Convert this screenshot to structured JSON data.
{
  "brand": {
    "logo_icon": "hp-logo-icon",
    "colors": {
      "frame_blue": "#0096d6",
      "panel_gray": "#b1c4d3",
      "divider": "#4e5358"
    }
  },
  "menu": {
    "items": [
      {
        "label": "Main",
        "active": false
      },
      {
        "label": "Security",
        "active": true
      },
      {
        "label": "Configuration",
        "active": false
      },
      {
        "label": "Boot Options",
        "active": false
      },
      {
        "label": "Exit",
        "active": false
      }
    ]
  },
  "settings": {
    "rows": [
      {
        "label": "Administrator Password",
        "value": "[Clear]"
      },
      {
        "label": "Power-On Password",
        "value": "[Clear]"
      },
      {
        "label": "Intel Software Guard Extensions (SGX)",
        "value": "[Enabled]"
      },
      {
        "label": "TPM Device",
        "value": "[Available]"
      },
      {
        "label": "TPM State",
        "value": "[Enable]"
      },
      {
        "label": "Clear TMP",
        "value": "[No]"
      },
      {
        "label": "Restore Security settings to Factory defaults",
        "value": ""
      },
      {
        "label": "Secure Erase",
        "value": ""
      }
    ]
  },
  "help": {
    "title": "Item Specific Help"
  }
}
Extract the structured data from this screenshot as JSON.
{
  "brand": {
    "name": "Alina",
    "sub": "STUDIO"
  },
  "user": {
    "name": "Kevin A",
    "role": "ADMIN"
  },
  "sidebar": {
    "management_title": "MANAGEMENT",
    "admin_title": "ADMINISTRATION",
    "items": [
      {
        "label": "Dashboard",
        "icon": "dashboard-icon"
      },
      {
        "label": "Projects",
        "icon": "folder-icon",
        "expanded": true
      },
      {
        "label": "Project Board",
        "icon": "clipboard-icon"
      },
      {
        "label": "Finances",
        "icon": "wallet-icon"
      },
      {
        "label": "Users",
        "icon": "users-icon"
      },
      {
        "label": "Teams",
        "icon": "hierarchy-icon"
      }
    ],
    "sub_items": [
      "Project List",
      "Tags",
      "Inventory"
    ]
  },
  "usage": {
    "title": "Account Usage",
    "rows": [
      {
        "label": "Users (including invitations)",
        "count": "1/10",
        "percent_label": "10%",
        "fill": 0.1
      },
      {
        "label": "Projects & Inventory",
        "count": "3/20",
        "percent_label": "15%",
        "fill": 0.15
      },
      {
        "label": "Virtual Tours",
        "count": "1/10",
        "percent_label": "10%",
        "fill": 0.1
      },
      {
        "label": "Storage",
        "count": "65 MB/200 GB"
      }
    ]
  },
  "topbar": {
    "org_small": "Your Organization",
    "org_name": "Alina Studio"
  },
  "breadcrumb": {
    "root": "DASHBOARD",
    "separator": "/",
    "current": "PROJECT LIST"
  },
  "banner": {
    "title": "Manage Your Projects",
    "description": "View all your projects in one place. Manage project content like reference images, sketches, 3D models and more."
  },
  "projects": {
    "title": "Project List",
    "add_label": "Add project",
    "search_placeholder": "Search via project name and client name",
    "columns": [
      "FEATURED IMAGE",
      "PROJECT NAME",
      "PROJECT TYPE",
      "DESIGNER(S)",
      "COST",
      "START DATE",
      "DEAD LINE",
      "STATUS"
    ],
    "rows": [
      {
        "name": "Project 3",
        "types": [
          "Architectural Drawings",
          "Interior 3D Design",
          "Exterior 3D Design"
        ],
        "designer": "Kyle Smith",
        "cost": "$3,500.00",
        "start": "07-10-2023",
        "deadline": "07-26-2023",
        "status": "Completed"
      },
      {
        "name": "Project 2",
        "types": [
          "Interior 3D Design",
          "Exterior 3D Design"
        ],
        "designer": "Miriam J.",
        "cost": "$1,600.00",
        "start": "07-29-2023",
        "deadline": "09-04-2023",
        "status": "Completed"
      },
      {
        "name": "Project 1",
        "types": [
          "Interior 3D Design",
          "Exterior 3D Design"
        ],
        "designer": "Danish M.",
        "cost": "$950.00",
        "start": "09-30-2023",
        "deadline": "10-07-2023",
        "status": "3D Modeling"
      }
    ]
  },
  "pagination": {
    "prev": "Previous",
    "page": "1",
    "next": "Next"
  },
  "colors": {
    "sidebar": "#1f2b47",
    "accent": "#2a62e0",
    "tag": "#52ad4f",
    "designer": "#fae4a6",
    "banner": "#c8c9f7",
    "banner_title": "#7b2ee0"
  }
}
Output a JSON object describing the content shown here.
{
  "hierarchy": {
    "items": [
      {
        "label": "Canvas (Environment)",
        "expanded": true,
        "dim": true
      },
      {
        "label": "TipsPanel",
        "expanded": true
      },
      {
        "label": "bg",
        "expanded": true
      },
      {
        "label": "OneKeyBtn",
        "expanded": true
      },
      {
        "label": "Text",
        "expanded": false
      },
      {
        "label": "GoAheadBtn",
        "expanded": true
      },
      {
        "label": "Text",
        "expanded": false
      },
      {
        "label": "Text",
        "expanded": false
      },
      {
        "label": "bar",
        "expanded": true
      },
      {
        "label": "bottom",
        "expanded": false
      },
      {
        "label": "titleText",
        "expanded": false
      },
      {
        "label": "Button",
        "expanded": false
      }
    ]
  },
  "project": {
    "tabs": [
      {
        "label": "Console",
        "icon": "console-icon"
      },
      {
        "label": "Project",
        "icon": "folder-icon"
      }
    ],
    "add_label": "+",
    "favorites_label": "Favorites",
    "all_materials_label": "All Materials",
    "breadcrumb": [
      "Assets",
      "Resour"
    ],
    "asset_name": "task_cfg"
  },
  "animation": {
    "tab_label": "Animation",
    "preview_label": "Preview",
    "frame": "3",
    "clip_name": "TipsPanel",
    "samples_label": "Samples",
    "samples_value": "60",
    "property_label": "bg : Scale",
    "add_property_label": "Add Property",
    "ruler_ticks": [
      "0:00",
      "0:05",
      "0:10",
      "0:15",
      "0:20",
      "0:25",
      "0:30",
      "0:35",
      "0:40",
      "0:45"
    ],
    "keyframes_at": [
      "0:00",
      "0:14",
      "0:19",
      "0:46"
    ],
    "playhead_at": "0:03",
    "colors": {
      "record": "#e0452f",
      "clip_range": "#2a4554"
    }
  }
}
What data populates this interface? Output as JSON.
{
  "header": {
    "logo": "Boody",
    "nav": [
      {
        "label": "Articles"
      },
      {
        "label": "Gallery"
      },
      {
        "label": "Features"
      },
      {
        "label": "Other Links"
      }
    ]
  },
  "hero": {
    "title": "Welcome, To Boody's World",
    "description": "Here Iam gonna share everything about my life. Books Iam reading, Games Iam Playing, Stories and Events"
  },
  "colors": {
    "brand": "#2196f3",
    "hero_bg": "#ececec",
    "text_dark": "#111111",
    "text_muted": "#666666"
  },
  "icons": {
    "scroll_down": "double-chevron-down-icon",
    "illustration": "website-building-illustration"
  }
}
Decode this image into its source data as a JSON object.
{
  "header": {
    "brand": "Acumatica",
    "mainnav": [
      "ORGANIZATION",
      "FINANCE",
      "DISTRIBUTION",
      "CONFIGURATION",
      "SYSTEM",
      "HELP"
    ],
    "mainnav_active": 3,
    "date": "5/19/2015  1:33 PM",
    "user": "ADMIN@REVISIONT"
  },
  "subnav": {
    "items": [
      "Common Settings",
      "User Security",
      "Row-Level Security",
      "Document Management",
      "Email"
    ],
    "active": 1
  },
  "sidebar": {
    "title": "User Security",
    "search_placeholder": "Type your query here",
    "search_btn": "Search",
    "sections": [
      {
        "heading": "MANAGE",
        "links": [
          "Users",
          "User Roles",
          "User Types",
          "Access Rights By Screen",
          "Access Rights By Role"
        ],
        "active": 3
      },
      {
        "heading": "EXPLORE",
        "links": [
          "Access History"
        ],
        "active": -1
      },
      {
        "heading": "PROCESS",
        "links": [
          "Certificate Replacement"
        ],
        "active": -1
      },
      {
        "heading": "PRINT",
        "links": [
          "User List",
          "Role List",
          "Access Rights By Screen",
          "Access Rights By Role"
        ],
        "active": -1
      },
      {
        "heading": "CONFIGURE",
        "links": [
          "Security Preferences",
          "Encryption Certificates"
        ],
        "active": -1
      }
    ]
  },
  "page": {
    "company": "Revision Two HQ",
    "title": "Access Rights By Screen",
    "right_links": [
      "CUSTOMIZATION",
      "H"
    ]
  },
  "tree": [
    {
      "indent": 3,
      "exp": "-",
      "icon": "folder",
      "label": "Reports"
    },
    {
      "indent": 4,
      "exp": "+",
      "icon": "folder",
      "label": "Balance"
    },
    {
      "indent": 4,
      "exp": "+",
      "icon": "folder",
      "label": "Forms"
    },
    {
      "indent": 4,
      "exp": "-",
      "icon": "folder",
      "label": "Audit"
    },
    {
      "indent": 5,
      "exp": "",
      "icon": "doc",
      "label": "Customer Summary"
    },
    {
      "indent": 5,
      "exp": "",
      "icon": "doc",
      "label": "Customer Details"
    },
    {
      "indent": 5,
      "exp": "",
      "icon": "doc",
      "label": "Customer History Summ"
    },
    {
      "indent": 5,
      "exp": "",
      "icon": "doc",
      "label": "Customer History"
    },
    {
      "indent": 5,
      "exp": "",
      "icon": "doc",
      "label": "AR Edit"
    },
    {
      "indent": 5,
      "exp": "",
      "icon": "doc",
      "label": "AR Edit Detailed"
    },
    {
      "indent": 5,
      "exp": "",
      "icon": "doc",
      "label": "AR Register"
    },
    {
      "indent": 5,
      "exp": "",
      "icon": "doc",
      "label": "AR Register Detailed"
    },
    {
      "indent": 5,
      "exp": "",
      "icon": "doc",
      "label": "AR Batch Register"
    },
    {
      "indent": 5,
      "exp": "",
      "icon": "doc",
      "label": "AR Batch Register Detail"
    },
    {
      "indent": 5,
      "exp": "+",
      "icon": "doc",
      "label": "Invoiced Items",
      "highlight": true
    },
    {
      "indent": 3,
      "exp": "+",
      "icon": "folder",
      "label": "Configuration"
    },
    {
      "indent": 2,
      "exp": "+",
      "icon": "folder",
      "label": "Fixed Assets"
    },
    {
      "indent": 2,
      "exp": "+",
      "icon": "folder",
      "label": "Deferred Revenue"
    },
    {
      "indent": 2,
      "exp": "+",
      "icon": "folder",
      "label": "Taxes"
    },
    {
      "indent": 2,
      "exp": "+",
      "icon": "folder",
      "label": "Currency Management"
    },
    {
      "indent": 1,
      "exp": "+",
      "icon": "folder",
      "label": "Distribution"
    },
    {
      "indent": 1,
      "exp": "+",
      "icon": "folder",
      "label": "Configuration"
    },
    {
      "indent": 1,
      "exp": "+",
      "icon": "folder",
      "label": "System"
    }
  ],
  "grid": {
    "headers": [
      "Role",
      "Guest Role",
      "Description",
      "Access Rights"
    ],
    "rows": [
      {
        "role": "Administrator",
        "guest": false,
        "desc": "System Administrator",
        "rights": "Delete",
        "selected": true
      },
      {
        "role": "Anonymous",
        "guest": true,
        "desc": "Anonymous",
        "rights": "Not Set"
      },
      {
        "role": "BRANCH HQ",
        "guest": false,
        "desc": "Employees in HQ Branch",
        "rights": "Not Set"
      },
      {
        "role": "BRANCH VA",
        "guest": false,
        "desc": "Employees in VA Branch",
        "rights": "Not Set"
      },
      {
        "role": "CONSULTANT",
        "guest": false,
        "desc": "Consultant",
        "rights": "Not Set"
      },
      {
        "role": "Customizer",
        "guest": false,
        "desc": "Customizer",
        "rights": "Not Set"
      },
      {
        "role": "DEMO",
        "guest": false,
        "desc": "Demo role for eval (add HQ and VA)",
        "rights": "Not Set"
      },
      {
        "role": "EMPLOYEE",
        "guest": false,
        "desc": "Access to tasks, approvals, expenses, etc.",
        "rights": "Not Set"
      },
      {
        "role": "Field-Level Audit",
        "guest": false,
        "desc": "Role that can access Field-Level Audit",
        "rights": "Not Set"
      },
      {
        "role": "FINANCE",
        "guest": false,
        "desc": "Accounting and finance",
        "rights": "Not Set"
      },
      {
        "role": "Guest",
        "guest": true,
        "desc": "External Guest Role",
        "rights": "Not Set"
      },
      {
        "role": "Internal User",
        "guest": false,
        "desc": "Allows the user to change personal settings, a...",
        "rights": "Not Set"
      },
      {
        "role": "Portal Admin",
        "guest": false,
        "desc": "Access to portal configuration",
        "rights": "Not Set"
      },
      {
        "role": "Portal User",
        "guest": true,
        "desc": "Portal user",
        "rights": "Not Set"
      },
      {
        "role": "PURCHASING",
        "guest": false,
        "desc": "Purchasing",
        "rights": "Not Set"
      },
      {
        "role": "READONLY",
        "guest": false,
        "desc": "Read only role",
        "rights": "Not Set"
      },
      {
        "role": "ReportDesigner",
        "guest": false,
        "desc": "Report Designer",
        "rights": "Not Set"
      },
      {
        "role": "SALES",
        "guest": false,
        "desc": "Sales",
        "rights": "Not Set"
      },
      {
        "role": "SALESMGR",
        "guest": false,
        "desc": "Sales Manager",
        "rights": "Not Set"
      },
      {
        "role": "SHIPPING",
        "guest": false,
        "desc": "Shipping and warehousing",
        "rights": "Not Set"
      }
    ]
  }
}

---------------

Exercise description
Scan the lines for the string "Output". Copy out each line that matches.

Complete response
Output a JSON object describing the content shown here.
What data populates this interface? Output as JSON.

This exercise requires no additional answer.